_Text passage_
On Wed, May 4, 2022 at 6:56 PM Rick Macklem <rmacklem@uoguelph.ca> wrote:
>
> Alan Somers <asomers@freebsd.org> wrote:
> > On Wed, May 4, 2022 at 5:23 PM Rick Macklem <rmacklem@uoguelph.ca> wrote:
> > >
> > > Alan Somers <asomers@freebsd.org> wrote:
> > > > I have a FreeBSD 13 (tested on both 13.0-RELEASE and 13.1-RC5) desktop
> > > > mounting /usr/home over NFS 4.2 from an 13.0-RELEASE server.  It
> > > > worked fine until a few weeks ago.  Now, the desktop's performance
> > > > slowly degrades.  It becomes less and less responsive until I restart
> > > > X after 2-3 days.  /var/log/Xorg.0.log shows plenty of entries like
> > > > "AT keyboard: client bug: event processing lagging behind by 112ms,
> > > > your system is too slow".  "top -S" shows that the busiest process is
> > > > nfscl.  A dtrace profile shows that nfscl is spending most of its time
> > > > in nfscl_cleanup_common, in the loop over all nfsclowner objects.
> > > > Running "nfsdumpstate" on the server shows thousands of OpenOwners for
> > > > that client, and < 10 for any other NFS client.  The OpenOwners
> > > > increases by about 3000 per day.  And yet, "fstat" shows only a couple
> > > > hundred open files on the NFS file system.  Why are OpenOwners so
> > > > high?  Killing most of my desktop processes doesn't seem to make a
> > > > difference.  Restarting X does improve the perceived responsiveness,
> > > > though it does not change the number of OpenOwners.
> > > >
> > > > How can I figure out which process(es) are responsible for the
> > > > excessive OpenOwners?
> > > An OpenOwner represents a process on the client. The OpenOwner
> > > name is an encoding of pid + process startup time.
> > > However, I can't think of an easy way to get at the OpenOwner name.
> > >
> > > Now, why aren't they going away, hmm..
> > >
> > > I'm assuming the # of Opens is not large?
> > > (Openowners cannot go away until all associated opens
> > >  are closed.)
> >
> > Oh, I didn't mention that yes the number of Opens is large.  Right
> > now, for example, I have 7950 OpenOwner and 8277 Open.
> Well, the openowners cannot go away until the opens go away,
> so the problem is that the opens are not getting closed.
>
> Close happens when the v_usecount on the vnode goes to zero.
> Something is retaining the v_usecount. One possibility is that most
> of the opens are for the same file, but with different openowners.
> If that is the case, the "oneopenown" mount option will deal with it.
>
> Another possibility is that something is retaining a v_usecount
> reference on a lot of the vnodes. (This used to happen when a nullfs
> mount with caching enabled was on top of the nfs mount.)
> I don't know what other things might do that?

Yeah, I remember the nullfs problem.  But I'm not using nullfs on this
computer anymore.  Is there any debugging facility that can list
vnodes?  All I know of is "fstat", and that doesn't show anywhere near
the number of NFS Opens.

>
> > >
> > > Commit 1cedb4ea1a79 in main changed the semantics of this
> > > a little, to avoid a use-after-free bug. However, it is dated
> > > Feb. 25, 2022 and is not in 13.0, so I don't think it could
> > > be the culprit.

_Exercise requirements_
A: Answer these questions about the NFS thread:
(i) By about how many do the OpenOwners increase per day?
(ii) What is the OpenOwner name an encoding of?
(iii) Which mount option will deal with most opens being for the same file but with different openowners?
B: Can you lay out, as a JSON list of strings with one string per line and blank lines left out, the part of the rows below that opens with the line containing "scroll-down-icon[interactable]: ▼ bbox=[214, 46, 221, 59]" and closes with the line containing "menu-flip-horizontal-label: 水平翻转(H) bbox=[699, 127, 741, 136]", including both ends and only those lines?

_Recorded data_
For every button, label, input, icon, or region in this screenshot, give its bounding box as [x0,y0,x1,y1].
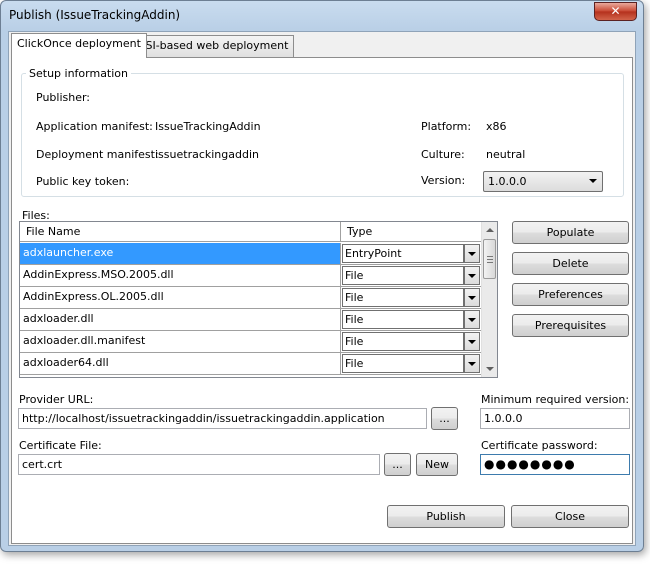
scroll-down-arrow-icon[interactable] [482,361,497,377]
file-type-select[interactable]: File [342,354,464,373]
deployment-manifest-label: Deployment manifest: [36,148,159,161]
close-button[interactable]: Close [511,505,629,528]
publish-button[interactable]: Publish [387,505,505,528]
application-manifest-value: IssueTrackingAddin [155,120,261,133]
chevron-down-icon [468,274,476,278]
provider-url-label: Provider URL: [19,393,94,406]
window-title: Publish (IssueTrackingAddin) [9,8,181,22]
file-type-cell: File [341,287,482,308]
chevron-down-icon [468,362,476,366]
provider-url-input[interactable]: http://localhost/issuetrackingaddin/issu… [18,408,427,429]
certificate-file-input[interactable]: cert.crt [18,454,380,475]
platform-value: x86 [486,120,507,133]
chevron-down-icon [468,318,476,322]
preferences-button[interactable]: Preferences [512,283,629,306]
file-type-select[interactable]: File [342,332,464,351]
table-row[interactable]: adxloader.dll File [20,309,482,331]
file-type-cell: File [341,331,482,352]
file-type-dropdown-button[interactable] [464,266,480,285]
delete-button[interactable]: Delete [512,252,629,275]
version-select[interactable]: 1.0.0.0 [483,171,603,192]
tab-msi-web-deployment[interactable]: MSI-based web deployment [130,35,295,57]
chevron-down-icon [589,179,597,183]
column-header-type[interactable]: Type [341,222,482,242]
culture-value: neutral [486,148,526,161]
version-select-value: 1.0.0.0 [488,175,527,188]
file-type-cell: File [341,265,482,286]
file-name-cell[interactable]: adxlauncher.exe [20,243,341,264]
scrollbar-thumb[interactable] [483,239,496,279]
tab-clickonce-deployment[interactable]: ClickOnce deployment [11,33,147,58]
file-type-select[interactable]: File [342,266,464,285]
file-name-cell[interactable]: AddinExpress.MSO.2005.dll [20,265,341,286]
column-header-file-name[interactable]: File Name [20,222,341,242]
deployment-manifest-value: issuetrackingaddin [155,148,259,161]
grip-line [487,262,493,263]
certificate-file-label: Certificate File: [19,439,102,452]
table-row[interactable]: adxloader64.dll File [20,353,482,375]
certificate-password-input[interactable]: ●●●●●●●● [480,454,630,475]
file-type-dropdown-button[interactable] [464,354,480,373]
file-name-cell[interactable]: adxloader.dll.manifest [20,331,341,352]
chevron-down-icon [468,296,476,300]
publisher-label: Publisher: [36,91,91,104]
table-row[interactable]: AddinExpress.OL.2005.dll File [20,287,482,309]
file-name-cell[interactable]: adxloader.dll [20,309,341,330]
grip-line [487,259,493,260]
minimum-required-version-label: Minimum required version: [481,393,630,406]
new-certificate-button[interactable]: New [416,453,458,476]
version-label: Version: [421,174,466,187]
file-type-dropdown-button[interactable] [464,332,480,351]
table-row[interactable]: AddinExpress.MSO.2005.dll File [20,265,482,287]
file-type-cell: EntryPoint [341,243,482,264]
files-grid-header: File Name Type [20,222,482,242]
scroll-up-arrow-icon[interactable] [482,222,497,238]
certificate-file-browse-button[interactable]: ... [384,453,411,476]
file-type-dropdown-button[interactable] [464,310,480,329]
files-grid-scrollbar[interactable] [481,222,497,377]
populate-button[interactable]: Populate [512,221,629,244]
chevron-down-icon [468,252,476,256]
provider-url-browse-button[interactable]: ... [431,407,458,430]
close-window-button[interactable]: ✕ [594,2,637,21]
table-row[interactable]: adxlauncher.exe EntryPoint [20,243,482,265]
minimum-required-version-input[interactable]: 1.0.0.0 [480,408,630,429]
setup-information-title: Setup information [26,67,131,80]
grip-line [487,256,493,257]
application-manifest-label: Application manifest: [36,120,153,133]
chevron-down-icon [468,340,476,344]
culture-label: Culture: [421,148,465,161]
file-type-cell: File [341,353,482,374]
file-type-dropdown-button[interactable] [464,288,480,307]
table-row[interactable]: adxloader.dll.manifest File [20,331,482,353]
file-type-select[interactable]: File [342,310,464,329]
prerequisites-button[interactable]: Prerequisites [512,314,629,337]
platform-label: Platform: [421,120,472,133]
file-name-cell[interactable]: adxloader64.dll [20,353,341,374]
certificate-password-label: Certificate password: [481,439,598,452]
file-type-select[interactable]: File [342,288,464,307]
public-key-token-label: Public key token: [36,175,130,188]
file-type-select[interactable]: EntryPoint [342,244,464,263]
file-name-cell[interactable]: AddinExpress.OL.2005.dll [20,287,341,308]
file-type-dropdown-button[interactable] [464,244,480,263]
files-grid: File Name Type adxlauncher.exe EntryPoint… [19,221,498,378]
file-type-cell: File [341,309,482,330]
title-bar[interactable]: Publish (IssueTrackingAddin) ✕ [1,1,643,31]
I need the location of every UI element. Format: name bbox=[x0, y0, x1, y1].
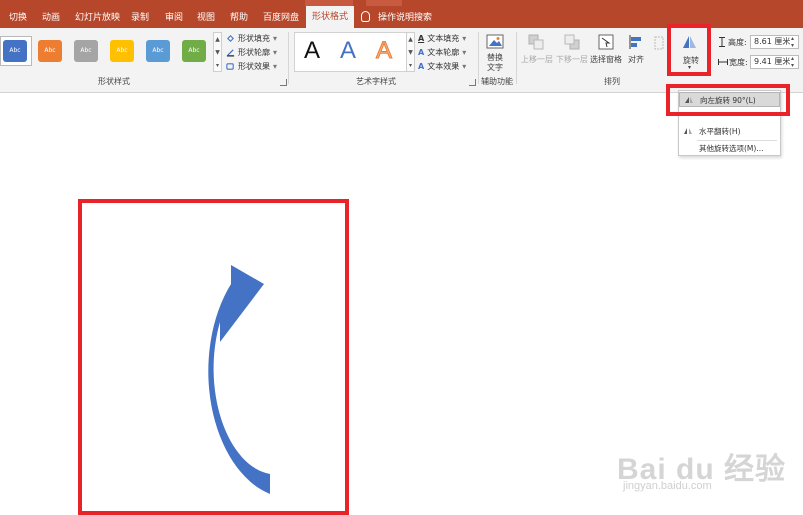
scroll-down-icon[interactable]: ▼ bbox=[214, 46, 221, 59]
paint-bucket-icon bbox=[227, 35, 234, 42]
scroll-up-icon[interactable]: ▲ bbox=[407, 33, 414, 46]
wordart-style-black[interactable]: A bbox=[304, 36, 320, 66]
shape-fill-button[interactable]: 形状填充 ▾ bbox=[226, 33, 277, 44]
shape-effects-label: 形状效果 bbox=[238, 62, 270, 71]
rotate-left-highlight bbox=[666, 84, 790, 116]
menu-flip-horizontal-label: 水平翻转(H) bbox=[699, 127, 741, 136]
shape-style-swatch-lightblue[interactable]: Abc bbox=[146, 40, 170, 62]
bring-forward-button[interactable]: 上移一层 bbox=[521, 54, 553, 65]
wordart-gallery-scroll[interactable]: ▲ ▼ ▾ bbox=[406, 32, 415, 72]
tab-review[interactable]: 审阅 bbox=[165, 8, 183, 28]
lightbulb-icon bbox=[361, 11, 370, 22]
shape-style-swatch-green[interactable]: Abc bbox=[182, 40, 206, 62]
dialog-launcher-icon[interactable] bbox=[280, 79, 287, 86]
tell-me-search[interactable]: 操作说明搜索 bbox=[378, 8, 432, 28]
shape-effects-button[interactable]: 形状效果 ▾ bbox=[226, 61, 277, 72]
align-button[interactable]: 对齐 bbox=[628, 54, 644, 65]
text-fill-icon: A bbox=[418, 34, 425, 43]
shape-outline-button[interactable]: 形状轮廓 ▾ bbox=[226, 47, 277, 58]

_Responses in order_
A:
(i) About 3000.
(ii) The pid plus the process startup time.
(iii) The "oneopenown" mount option.

B:
[
  "scroll-down-icon[interactable]: ▼ bbox=[214, 46, 221, 59]",
  "paint-bucket-icon bbox=[227, 35, 234, 42]",
  "scroll-up-icon[interactable]: ▲ bbox=[407, 33, 414, 46]",
  "wordart-style-black[interactable]: A bbox=[304, 36, 320, 66]",
  "shape-fill-button[interactable]: 形状填充 ▾ bbox=[226, 33, 277, 44]",
  "shape-effects-label: 形状效果 bbox=[238, 62, 270, 71]",
  "rotate-left-highlight bbox=[666, 84, 790, 116]",
  "menu-flip-horizontal-label: 水平翻转(H) bbox=[699, 127, 741, 136]"
]